-- Begin Dataset entries --

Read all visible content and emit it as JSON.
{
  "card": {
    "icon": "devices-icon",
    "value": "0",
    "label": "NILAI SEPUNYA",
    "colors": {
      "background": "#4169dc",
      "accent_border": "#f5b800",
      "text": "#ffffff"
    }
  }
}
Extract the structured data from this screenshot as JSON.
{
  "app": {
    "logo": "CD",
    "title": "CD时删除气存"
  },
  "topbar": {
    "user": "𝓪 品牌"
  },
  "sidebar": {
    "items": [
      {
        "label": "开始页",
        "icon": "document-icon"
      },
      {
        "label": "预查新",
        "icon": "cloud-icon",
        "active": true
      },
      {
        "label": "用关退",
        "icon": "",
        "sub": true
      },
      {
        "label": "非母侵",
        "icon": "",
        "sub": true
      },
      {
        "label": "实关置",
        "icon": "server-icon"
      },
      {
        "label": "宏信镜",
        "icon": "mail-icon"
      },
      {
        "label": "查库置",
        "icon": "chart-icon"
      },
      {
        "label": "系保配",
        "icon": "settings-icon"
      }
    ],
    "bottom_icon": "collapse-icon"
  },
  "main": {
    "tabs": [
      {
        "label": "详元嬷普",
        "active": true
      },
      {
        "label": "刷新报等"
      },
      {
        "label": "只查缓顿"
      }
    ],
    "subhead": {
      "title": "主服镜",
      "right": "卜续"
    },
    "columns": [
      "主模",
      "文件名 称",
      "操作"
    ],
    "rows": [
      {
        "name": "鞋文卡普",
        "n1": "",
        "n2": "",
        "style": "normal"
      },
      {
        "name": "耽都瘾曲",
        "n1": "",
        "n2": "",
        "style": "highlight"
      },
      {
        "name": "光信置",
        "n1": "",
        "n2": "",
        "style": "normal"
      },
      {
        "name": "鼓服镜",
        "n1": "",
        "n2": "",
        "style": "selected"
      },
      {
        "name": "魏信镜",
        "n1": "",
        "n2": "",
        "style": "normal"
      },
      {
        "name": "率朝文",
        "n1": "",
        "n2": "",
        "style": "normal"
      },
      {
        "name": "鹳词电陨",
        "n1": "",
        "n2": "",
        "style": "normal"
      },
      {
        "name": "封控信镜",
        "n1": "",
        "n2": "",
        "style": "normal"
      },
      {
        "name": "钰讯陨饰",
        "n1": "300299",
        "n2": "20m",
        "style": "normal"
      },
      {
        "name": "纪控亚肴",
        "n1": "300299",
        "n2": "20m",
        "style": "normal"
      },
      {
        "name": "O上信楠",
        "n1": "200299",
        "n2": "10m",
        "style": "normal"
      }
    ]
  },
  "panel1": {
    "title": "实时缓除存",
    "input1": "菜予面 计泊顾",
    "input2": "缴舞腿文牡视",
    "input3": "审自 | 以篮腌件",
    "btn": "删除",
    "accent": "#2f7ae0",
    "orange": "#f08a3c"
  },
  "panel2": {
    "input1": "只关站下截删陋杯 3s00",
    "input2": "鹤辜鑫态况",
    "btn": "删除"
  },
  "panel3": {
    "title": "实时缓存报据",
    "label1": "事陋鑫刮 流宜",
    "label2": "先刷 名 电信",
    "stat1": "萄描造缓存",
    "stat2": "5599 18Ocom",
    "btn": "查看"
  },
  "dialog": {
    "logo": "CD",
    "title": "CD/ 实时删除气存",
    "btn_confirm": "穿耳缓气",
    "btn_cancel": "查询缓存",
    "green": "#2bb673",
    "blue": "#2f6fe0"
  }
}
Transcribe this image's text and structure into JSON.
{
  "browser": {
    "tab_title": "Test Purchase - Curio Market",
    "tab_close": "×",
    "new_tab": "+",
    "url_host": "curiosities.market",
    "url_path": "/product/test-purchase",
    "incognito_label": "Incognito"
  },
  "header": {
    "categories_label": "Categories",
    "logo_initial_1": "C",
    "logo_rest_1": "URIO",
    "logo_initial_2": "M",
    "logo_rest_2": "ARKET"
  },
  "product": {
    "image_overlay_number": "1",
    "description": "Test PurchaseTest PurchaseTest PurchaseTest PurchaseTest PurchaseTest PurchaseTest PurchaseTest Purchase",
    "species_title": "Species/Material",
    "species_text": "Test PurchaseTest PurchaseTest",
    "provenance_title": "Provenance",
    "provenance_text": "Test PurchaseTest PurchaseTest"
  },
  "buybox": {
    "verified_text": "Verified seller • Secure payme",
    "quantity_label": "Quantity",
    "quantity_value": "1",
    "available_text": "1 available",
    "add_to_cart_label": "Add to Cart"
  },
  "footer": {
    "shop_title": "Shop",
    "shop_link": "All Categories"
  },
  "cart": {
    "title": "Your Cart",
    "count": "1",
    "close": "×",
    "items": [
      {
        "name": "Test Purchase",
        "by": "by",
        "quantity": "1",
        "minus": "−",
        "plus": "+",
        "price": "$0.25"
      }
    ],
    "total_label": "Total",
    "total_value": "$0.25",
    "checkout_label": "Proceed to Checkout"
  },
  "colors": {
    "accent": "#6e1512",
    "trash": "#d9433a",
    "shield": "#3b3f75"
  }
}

-- End Dataset entries --

To be done
Select every line of the records holding the string "this".

Written solution
Extract the structured data from this screenshot as JSON.
Transcribe this image's text and structure into JSON.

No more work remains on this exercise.